▶ **EXERCISE DATA**:
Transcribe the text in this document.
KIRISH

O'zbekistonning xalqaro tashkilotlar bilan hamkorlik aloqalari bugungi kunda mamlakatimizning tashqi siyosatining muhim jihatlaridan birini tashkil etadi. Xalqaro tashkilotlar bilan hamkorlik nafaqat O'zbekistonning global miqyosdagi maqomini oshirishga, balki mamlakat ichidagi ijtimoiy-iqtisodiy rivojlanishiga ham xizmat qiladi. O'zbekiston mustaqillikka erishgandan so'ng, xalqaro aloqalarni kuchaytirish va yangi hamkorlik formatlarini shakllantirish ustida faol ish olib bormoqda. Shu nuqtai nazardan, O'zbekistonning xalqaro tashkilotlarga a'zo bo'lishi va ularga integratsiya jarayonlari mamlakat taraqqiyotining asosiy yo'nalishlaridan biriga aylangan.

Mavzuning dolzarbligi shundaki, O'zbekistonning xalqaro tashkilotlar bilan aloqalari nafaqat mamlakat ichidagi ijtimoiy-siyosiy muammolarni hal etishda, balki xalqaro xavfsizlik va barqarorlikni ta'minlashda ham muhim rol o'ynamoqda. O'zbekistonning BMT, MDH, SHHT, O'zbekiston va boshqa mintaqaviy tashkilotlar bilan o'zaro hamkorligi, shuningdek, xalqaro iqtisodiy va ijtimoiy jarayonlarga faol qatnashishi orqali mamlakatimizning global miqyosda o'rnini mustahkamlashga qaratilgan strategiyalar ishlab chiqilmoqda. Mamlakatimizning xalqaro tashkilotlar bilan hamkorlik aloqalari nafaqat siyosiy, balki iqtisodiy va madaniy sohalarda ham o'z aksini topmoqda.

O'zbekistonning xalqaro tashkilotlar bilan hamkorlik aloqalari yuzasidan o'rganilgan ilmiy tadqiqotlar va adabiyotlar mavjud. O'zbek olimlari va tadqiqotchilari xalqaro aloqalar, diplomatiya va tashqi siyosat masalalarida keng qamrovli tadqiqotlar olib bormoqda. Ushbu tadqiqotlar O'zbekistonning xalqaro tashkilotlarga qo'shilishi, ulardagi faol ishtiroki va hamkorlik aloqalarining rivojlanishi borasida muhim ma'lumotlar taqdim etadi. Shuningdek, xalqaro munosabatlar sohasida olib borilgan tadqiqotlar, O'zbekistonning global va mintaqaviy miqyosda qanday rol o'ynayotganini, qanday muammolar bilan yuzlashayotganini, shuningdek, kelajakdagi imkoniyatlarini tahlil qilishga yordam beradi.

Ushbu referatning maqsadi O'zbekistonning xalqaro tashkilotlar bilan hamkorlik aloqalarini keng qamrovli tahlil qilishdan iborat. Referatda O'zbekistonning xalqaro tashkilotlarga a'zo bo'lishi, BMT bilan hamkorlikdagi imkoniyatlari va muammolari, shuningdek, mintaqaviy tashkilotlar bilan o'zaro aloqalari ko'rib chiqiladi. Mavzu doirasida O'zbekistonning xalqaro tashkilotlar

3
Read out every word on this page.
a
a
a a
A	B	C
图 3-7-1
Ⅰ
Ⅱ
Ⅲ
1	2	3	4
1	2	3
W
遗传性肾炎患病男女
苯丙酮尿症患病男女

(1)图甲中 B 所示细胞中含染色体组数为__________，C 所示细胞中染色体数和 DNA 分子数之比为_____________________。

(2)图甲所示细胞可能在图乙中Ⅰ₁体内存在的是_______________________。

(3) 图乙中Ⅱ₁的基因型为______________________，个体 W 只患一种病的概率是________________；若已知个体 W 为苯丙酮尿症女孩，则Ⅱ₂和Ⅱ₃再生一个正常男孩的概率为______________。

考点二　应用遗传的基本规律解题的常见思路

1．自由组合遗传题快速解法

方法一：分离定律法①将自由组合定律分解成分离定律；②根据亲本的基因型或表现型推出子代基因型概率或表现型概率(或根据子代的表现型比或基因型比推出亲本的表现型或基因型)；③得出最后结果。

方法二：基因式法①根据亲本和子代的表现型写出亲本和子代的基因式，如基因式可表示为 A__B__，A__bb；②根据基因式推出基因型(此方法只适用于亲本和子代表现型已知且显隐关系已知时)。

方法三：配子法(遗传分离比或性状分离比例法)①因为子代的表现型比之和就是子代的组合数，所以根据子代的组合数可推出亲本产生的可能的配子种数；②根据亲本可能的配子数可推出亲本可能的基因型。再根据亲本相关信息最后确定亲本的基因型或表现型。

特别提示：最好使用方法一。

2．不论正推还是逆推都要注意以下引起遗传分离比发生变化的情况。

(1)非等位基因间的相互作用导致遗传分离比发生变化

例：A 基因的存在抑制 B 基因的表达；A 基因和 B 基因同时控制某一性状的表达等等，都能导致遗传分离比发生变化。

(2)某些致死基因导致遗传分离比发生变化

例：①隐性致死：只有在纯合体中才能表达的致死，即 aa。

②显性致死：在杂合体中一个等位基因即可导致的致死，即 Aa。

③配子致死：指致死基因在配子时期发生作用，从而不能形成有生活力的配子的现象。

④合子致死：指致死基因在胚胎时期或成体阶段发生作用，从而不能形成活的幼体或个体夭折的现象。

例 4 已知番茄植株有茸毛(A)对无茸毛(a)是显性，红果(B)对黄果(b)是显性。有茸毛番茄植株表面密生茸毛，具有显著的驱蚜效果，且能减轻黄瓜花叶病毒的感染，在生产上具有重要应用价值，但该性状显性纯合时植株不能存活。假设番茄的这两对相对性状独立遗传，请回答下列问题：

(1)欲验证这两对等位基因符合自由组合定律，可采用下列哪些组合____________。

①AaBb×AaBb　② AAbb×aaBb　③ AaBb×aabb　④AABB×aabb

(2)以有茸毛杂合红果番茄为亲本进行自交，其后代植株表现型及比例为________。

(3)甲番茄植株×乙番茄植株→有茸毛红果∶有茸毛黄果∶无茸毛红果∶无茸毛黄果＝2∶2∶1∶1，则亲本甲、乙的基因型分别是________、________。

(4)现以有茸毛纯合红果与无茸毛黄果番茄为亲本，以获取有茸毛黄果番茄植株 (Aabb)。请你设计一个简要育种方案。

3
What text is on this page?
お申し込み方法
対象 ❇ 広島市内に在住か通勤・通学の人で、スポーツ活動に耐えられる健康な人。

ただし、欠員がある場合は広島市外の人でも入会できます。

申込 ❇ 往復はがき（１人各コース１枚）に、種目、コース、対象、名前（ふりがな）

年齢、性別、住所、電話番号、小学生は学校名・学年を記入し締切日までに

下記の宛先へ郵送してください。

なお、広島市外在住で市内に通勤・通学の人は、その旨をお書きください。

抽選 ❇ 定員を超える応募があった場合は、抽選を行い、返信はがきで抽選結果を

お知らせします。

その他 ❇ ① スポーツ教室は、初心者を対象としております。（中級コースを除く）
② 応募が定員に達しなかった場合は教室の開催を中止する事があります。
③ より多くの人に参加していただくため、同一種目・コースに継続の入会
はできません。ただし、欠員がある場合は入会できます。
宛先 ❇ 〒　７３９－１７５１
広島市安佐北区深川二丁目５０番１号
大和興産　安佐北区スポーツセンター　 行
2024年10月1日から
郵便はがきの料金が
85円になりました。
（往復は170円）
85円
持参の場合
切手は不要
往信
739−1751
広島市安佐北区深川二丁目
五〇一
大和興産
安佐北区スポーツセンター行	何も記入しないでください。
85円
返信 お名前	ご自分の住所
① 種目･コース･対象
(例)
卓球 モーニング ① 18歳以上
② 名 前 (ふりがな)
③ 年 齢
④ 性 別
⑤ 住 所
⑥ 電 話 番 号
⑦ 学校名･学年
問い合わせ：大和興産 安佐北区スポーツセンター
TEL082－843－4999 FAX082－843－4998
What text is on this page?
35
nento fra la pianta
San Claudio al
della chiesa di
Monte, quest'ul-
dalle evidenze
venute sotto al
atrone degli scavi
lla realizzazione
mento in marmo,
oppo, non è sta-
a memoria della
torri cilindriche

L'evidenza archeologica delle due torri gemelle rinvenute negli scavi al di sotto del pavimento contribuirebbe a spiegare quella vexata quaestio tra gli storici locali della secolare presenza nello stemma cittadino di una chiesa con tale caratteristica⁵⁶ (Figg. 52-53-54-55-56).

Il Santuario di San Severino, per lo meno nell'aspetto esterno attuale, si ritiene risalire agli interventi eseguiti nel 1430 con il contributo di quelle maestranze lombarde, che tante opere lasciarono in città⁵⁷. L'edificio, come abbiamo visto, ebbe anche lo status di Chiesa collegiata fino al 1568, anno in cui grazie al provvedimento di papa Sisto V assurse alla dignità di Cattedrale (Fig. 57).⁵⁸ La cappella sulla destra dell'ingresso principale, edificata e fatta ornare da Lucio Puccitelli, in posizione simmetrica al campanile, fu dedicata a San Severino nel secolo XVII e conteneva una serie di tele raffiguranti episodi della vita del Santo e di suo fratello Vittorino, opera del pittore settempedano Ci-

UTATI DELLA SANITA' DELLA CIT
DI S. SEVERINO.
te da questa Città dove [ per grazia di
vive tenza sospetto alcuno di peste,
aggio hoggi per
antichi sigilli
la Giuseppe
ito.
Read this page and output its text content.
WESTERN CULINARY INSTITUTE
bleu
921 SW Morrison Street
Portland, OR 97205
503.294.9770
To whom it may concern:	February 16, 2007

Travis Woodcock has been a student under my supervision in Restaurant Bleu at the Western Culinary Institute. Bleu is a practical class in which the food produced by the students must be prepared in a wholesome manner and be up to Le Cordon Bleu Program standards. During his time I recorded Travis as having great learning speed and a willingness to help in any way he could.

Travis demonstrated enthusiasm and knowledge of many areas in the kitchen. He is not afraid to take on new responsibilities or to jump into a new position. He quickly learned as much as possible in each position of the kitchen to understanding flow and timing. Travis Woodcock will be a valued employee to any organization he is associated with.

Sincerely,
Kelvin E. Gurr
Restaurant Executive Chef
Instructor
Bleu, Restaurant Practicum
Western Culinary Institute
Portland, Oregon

▶ **TASK BRIEF**: Each line that has the word "ichidagi" should be copied.

▶ **SOLUTION FOR THIS EXERCISE**:
O'zbekistonning xalqaro tashkilotlar bilan hamkorlik aloqalari bugungi kunda mamlakatimizning tashqi siyosatining muhim jihatlaridan birini tashkil etadi. Xalqaro tashkilotlar bilan hamkorlik nafaqat O'zbekistonning global miqyosdagi maqomini oshirishga, balki mamlakat ichidagi ijtimoiy-iqtisodiy rivojlanishiga ham xizmat qiladi. O'zbekiston mustaqillikka erishgandan so'ng, xalqaro aloqalarni kuchaytirish va yangi hamkorlik formatlarini shakllantirish ustida faol ish olib bormoqda. Shu nuqtai nazardan, O'zbekistonning xalqaro tashkilotlarga a'zo bo'lishi va ularga integratsiya jarayonlari mamlakat taraqqiyotining asosiy yo'nalishlaridan biriga aylangan.
Mavzuning dolzarbligi shundaki, O'zbekistonning xalqaro tashkilotlar bilan aloqalari nafaqat mamlakat ichidagi ijtimoiy-siyosiy muammolarni hal etishda, balki xalqaro xavfsizlik va barqarorlikni ta'minlashda ham muhim rol o'ynamoqda. O'zbekistonning BMT, MDH, SHHT, O'zbekiston va boshqa mintaqaviy tashkilotlar bilan o'zaro hamkorligi, shuningdek, xalqaro iqtisodiy va ijtimoiy jarayonlarga faol qatnashishi orqali mamlakatimizning global miqyosda o'rnini mustahkamlashga qaratilgan strategiyalar ishlab chiqilmoqda. Mamlakatimizning xalqaro tashkilotlar bilan hamkorlik aloqalari nafaqat siyosiy, balki iqtisodiy va madaniy sohalarda ham o'z aksini topmoqda.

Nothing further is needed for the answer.